Find each line holding the word "广东省农业厅" and give the total alone.

* * * * *

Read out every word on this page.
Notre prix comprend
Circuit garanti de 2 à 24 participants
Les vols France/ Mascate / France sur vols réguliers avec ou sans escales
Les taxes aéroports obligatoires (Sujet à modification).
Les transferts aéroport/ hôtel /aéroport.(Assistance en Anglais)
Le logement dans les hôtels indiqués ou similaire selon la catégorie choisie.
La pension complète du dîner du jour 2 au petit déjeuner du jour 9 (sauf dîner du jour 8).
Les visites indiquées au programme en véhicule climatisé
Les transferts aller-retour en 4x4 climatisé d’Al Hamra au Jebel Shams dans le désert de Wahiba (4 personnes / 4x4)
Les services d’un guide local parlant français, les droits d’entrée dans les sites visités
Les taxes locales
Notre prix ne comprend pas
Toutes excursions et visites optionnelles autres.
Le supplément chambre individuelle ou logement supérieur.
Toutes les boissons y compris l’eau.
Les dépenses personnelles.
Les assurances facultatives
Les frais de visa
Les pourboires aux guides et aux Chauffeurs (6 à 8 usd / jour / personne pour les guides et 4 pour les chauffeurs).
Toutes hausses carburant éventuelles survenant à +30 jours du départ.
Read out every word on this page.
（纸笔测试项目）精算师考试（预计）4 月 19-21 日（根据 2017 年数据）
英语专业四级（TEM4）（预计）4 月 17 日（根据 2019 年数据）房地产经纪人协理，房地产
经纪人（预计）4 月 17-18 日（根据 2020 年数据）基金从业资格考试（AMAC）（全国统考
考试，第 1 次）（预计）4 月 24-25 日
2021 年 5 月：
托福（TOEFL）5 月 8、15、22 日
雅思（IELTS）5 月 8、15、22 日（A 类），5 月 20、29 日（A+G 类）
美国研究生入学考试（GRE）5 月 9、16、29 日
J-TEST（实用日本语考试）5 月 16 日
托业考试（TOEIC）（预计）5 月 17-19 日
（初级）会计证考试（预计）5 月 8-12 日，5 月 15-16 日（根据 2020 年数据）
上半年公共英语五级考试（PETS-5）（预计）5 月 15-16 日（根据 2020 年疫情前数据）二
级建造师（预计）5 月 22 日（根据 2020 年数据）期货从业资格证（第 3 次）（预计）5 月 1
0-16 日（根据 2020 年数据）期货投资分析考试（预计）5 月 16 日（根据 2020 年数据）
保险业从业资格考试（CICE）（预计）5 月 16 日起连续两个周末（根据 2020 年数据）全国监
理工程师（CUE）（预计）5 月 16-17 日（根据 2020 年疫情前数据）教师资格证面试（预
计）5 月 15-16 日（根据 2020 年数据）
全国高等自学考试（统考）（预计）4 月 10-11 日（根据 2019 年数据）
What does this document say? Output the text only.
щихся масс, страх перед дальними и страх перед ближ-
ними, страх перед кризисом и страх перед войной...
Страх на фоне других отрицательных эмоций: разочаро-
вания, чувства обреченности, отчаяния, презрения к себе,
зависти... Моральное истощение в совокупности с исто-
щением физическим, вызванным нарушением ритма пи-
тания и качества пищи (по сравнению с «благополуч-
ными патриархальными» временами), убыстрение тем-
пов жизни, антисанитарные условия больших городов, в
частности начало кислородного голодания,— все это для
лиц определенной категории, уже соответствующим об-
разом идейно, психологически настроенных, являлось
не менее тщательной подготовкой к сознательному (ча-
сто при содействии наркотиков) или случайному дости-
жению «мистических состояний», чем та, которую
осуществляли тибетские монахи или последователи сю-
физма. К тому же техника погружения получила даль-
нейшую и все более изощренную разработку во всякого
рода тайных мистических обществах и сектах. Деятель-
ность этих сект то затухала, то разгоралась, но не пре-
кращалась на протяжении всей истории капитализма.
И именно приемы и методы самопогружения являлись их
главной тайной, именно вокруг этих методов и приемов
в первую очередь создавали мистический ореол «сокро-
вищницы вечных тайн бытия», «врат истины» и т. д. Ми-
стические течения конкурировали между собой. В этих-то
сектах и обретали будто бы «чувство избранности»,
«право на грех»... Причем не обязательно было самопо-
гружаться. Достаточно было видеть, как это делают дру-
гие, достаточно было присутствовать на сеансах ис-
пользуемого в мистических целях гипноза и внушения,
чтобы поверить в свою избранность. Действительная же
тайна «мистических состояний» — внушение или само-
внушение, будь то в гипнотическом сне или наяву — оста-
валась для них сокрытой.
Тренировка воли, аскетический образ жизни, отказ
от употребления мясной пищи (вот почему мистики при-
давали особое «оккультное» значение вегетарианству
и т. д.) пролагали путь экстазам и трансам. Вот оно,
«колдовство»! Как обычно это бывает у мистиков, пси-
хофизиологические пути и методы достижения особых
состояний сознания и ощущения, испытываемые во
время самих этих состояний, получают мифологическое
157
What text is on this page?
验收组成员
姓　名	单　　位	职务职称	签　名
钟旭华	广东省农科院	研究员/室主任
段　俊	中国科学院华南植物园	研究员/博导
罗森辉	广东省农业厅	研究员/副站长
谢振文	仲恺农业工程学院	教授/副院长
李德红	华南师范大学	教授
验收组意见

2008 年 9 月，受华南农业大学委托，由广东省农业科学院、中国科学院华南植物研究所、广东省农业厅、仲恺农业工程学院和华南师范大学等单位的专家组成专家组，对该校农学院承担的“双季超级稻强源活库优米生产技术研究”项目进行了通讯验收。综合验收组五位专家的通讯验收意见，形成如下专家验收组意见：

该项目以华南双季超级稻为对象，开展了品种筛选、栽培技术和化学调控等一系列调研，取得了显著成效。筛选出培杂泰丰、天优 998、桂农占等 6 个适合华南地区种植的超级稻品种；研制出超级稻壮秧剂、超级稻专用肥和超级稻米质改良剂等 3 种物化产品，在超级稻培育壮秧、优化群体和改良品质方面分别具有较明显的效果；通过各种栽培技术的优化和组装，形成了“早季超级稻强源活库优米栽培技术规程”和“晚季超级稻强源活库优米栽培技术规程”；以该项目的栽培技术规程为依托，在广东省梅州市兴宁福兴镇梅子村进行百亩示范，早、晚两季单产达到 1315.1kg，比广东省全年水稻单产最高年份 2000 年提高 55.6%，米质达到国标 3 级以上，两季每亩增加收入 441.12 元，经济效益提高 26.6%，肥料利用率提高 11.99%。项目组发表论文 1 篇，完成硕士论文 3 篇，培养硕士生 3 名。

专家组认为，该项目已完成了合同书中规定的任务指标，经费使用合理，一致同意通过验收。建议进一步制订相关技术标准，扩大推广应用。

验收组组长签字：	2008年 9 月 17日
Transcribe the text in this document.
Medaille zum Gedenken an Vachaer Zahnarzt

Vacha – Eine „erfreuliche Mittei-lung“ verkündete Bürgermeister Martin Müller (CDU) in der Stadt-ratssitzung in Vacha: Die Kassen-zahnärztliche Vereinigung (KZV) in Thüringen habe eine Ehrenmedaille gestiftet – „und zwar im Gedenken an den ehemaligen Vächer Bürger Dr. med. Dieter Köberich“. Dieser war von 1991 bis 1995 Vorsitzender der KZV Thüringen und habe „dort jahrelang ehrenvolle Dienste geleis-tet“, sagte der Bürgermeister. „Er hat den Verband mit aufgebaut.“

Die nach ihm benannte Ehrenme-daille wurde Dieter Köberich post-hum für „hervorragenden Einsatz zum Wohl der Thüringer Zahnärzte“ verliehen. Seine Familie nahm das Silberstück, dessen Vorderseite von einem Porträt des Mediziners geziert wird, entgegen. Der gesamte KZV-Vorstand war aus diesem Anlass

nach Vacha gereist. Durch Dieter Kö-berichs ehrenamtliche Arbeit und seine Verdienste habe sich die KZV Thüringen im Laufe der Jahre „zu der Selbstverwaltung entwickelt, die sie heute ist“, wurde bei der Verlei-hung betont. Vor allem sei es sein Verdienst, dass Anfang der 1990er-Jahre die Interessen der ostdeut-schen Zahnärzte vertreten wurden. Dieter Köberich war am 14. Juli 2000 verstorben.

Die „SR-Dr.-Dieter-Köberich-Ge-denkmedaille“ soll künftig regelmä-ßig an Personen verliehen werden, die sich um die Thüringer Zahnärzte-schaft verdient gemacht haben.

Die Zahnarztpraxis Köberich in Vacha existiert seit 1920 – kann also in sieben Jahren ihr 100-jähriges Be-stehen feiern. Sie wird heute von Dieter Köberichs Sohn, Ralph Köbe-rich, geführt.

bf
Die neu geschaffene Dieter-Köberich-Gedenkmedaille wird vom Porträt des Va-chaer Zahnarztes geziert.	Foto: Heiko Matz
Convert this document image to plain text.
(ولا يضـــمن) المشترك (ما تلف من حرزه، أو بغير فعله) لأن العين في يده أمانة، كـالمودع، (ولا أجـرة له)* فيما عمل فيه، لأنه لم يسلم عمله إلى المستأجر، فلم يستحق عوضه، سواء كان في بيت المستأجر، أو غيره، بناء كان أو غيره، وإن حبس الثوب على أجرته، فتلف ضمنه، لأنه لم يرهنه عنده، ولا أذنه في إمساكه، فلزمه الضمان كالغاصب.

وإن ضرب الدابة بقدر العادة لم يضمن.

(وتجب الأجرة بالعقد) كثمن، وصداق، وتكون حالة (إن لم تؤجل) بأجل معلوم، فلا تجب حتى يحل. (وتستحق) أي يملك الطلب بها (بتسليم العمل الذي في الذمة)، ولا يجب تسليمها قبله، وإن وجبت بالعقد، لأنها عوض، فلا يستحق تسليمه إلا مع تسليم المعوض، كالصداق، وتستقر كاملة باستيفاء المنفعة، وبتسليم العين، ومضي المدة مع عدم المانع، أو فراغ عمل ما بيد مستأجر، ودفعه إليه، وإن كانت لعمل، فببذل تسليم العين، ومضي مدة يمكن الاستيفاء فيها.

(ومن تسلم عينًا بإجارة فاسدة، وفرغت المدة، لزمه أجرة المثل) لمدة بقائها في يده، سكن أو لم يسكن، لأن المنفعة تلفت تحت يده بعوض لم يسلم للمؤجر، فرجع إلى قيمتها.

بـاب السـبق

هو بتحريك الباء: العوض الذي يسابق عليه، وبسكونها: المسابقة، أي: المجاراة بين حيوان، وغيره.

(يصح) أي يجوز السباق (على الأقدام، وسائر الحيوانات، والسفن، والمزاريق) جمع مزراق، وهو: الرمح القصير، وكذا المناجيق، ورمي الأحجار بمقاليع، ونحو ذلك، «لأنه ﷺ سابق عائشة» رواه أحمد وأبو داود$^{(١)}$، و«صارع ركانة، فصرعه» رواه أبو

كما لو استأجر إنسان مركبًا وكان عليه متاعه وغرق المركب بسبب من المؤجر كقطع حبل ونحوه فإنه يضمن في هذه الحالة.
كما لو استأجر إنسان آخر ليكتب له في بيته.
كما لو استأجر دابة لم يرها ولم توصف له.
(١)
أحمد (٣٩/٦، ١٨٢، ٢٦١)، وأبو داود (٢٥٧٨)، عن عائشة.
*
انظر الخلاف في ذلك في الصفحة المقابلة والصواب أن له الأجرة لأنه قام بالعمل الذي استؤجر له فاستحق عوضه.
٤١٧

* * * * *

(Output) 2